- [Exercise description]
Reproduce the records that follow in full, excluding any picture they contain.

Collected data entries
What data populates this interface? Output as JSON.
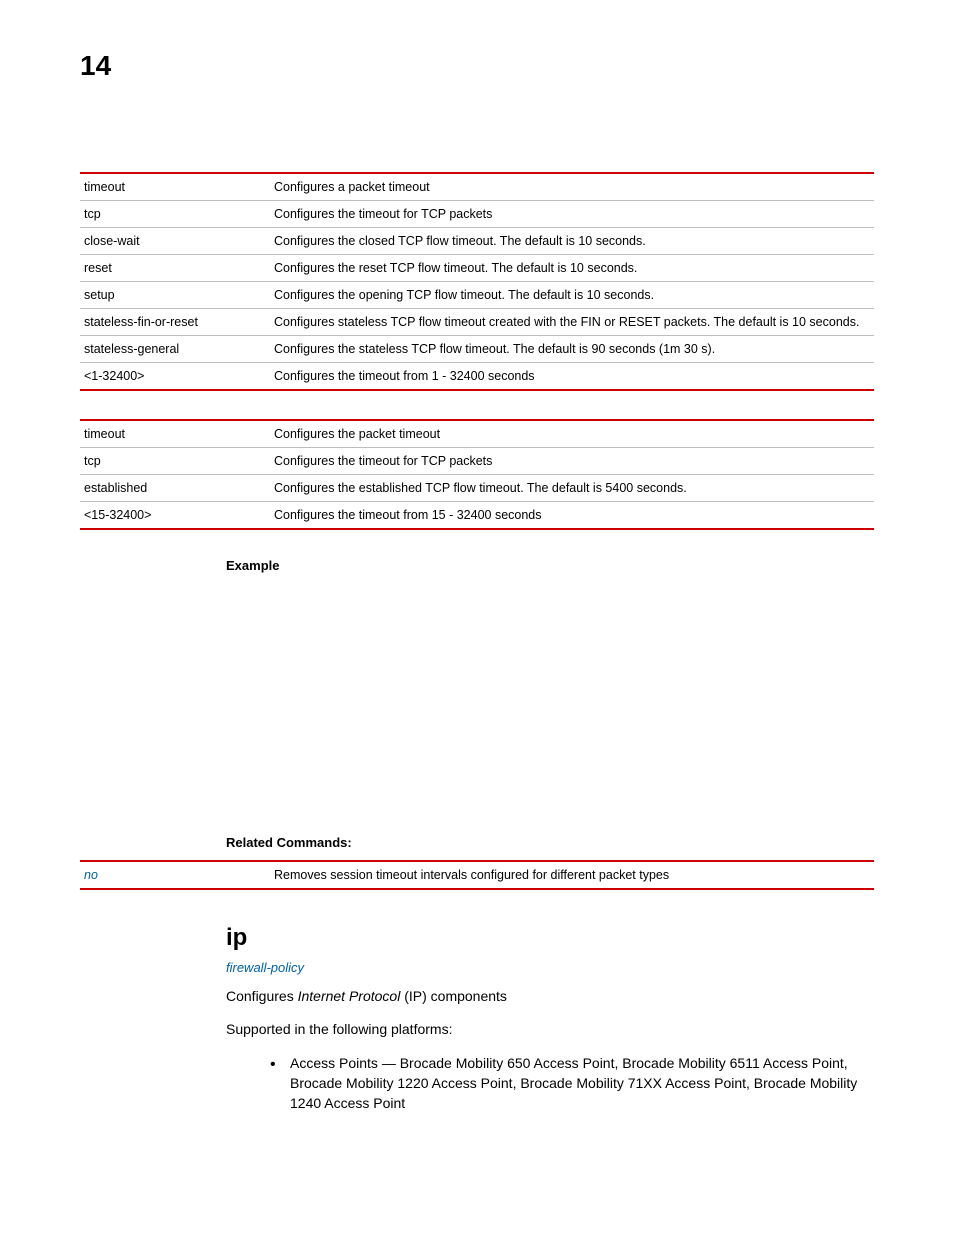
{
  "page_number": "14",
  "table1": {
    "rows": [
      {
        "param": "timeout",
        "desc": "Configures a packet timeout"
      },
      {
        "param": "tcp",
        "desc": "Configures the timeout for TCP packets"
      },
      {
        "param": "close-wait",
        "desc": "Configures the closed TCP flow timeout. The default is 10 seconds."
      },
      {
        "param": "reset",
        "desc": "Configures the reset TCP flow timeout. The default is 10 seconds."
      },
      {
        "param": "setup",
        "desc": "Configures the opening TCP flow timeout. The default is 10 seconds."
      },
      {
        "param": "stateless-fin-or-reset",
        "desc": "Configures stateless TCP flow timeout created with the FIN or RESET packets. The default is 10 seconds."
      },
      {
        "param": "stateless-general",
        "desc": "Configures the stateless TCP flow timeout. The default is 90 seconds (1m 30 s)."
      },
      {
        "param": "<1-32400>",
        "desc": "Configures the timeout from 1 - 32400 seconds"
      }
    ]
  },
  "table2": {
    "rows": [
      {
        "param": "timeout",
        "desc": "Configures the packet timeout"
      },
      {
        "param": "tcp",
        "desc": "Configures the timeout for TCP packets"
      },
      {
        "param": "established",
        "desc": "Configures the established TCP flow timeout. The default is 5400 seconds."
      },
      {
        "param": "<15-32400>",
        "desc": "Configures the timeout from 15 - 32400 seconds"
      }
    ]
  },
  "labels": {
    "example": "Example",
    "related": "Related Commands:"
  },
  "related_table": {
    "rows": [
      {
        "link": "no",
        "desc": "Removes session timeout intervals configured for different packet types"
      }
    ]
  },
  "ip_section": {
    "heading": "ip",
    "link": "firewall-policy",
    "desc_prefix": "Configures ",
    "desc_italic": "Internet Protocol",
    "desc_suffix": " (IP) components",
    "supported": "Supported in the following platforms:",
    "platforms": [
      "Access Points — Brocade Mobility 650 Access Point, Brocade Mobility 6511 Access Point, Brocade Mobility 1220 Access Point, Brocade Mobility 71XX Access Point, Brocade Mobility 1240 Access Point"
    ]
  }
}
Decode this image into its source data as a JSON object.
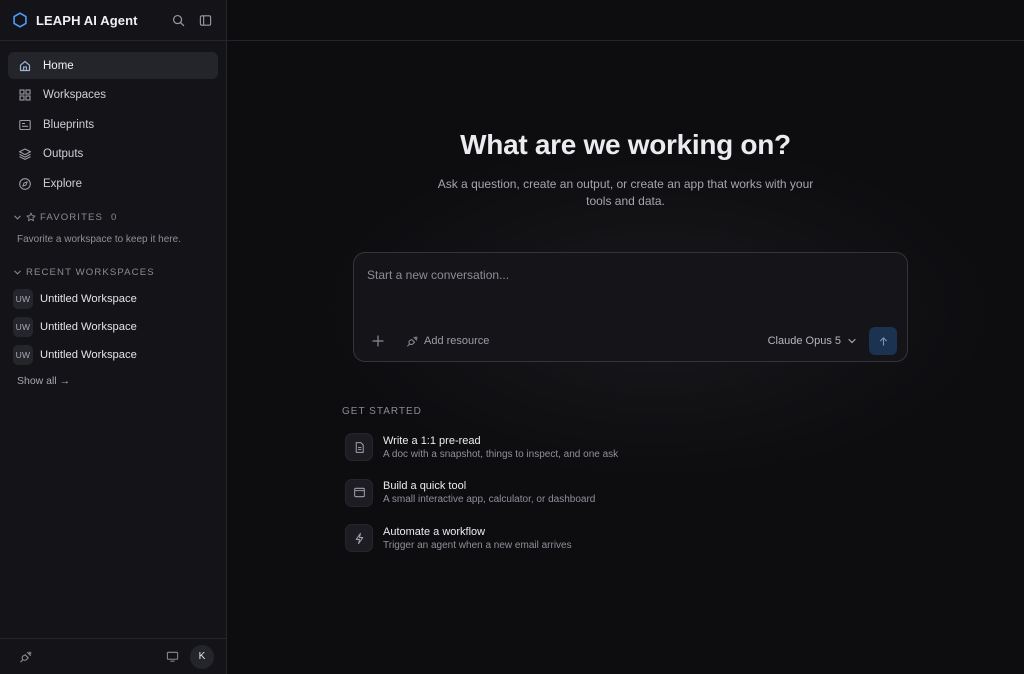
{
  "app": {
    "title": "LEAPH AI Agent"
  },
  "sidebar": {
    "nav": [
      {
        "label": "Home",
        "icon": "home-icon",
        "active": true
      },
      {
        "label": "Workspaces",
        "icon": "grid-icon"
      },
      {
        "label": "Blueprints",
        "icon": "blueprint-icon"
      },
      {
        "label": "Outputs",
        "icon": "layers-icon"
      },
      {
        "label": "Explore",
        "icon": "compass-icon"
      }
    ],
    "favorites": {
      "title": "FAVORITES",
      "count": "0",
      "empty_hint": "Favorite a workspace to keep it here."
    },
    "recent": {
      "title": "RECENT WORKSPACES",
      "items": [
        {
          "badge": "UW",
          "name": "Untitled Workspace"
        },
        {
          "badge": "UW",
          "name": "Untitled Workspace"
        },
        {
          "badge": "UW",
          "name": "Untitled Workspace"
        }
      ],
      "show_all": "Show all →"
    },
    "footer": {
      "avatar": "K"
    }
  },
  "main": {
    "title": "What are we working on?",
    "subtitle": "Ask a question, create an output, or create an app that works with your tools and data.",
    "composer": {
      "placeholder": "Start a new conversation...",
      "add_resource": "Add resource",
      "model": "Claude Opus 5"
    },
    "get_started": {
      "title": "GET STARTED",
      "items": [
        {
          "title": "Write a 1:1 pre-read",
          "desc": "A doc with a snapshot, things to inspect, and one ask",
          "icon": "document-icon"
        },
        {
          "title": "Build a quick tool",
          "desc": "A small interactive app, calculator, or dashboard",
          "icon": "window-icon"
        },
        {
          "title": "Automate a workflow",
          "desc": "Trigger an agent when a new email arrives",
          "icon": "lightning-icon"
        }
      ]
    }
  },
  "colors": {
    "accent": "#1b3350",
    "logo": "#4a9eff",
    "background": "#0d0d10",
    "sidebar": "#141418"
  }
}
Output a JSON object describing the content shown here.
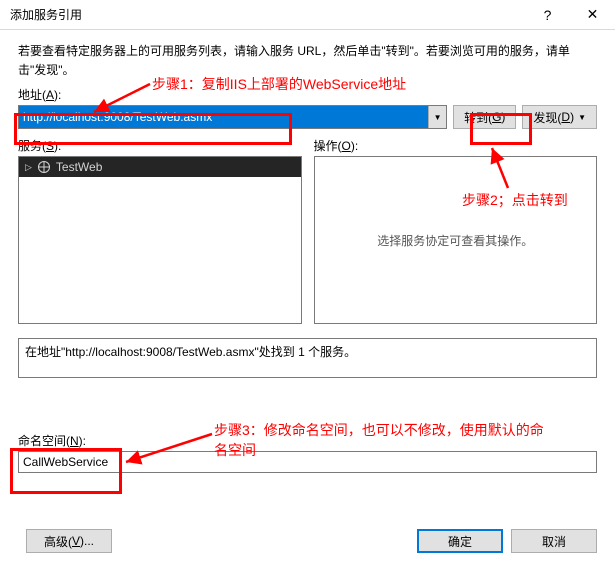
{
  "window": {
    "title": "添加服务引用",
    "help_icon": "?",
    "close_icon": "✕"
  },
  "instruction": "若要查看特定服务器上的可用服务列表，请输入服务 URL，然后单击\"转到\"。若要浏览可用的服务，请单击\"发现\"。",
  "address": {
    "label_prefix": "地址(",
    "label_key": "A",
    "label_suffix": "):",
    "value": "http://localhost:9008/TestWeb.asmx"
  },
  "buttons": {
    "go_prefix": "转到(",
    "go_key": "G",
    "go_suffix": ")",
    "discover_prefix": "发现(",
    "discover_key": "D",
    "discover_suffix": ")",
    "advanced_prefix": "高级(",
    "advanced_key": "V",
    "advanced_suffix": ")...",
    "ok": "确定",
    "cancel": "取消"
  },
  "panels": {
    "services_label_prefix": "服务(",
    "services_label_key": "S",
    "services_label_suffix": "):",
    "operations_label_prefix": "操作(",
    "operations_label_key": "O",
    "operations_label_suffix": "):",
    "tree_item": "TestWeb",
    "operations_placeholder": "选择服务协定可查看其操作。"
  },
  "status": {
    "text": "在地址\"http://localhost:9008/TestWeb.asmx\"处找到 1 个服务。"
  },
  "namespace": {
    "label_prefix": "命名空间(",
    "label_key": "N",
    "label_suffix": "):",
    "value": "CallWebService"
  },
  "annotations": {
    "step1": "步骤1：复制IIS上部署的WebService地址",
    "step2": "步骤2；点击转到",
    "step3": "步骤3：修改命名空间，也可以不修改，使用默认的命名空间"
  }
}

- [Task solution]
What data populates this interface? Output as JSON.
{
  "page_number": "14",
  "table1": {
    "rows": [
      {
        "param": "timeout",
        "desc": "Configures a packet timeout"
      },
      {
        "param": "tcp",
        "desc": "Configures the timeout for TCP packets"
      },
      {
        "param": "close-wait",
        "desc": "Configures the closed TCP flow timeout. The default is 10 seconds."
      },
      {
        "param": "reset",
        "desc": "Configures the reset TCP flow timeout. The default is 10 seconds."
      },
      {
        "param": "setup",
        "desc": "Configures the opening TCP flow timeout. The default is 10 seconds."
      },
      {
        "param": "stateless-fin-or-reset",
        "desc": "Configures stateless TCP flow timeout created with the FIN or RESET packets. The default is 10 seconds."
      },
      {
        "param": "stateless-general",
        "desc": "Configures the stateless TCP flow timeout. The default is 90 seconds (1m 30 s)."
      },
      {
        "param": "<1-32400>",
        "desc": "Configures the timeout from 1 - 32400 seconds"
      }
    ]
  },
  "table2": {
    "rows": [
      {
        "param": "timeout",
        "desc": "Configures the packet timeout"
      },
      {
        "param": "tcp",
        "desc": "Configures the timeout for TCP packets"
      },
      {
        "param": "established",
        "desc": "Configures the established TCP flow timeout. The default is 5400 seconds."
      },
      {
        "param": "<15-32400>",
        "desc": "Configures the timeout from 15 - 32400 seconds"
      }
    ]
  },
  "labels": {
    "example": "Example",
    "related": "Related Commands:"
  },
  "related_table": {
    "rows": [
      {
        "link": "no",
        "desc": "Removes session timeout intervals configured for different packet types"
      }
    ]
  },
  "ip_section": {
    "heading": "ip",
    "link": "firewall-policy",
    "desc_prefix": "Configures ",
    "desc_italic": "Internet Protocol",
    "desc_suffix": " (IP) components",
    "supported": "Supported in the following platforms:",
    "platforms": [
      "Access Points — Brocade Mobility 650 Access Point, Brocade Mobility 6511 Access Point, Brocade Mobility 1220 Access Point, Brocade Mobility 71XX Access Point, Brocade Mobility 1240 Access Point"
    ]
  }
}
Decode this image into its source data as a JSON object.
{
  "app": {
    "title": "LEAPH AI Agent"
  },
  "sidebar": {
    "nav": [
      {
        "label": "Home",
        "icon": "home-icon",
        "active": true
      },
      {
        "label": "Workspaces",
        "icon": "grid-icon"
      },
      {
        "label": "Blueprints",
        "icon": "blueprint-icon"
      },
      {
        "label": "Outputs",
        "icon": "layers-icon"
      },
      {
        "label": "Explore",
        "icon": "compass-icon"
      }
    ],
    "favorites": {
      "title": "FAVORITES",
      "count": "0",
      "empty_hint": "Favorite a workspace to keep it here."
    },
    "recent": {
      "title": "RECENT WORKSPACES",
      "items": [
        {
          "badge": "UW",
          "name": "Untitled Workspace"
        },
        {
          "badge": "UW",
          "name": "Untitled Workspace"
        },
        {
          "badge": "UW",
          "name": "Untitled Workspace"
        }
      ],
      "show_all": "Show all →"
    },
    "footer": {
      "avatar": "K"
    }
  },
  "main": {
    "title": "What are we working on?",
    "subtitle": "Ask a question, create an output, or create an app that works with your tools and data.",
    "composer": {
      "placeholder": "Start a new conversation...",
      "add_resource": "Add resource",
      "model": "Claude Opus 5"
    },
    "get_started": {
      "title": "GET STARTED",
      "items": [
        {
          "title": "Write a 1:1 pre-read",
          "desc": "A doc with a snapshot, things to inspect, and one ask",
          "icon": "document-icon"
        },
        {
          "title": "Build a quick tool",
          "desc": "A small interactive app, calculator, or dashboard",
          "icon": "window-icon"
        },
        {
          "title": "Automate a workflow",
          "desc": "Trigger an agent when a new email arrives",
          "icon": "lightning-icon"
        }
      ]
    }
  },
  "colors": {
    "accent": "#1b3350",
    "logo": "#4a9eff",
    "background": "#0d0d10",
    "sidebar": "#141418"
  }
}
Output a JSON object describing the content shown here.
{
  "window": {
    "title": "添加服务引用",
    "help_icon": "?",
    "close_icon": "✕"
  },
  "instruction": "若要查看特定服务器上的可用服务列表，请输入服务 URL，然后单击\"转到\"。若要浏览可用的服务，请单击\"发现\"。",
  "address": {
    "label_prefix": "地址(",
    "label_key": "A",
    "label_suffix": "):",
    "value": "http://localhost:9008/TestWeb.asmx"
  },
  "buttons": {
    "go_prefix": "转到(",
    "go_key": "G",
    "go_suffix": ")",
    "discover_prefix": "发现(",
    "discover_key": "D",
    "discover_suffix": ")",
    "advanced_prefix": "高级(",
    "advanced_key": "V",
    "advanced_suffix": ")...",
    "ok": "确定",
    "cancel": "取消"
  },
  "panels": {
    "services_label_prefix": "服务(",
    "services_label_key": "S",
    "services_label_suffix": "):",
    "operations_label_prefix": "操作(",
    "operations_label_key": "O",
    "operations_label_suffix": "):",
    "tree_item": "TestWeb",
    "operations_placeholder": "选择服务协定可查看其操作。"
  },
  "status": {
    "text": "在地址\"http://localhost:9008/TestWeb.asmx\"处找到 1 个服务。"
  },
  "namespace": {
    "label_prefix": "命名空间(",
    "label_key": "N",
    "label_suffix": "):",
    "value": "CallWebService"
  },
  "annotations": {
    "step1": "步骤1：复制IIS上部署的WebService地址",
    "step2": "步骤2；点击转到",
    "step3": "步骤3：修改命名空间，也可以不修改，使用默认的命名空间"
  }
}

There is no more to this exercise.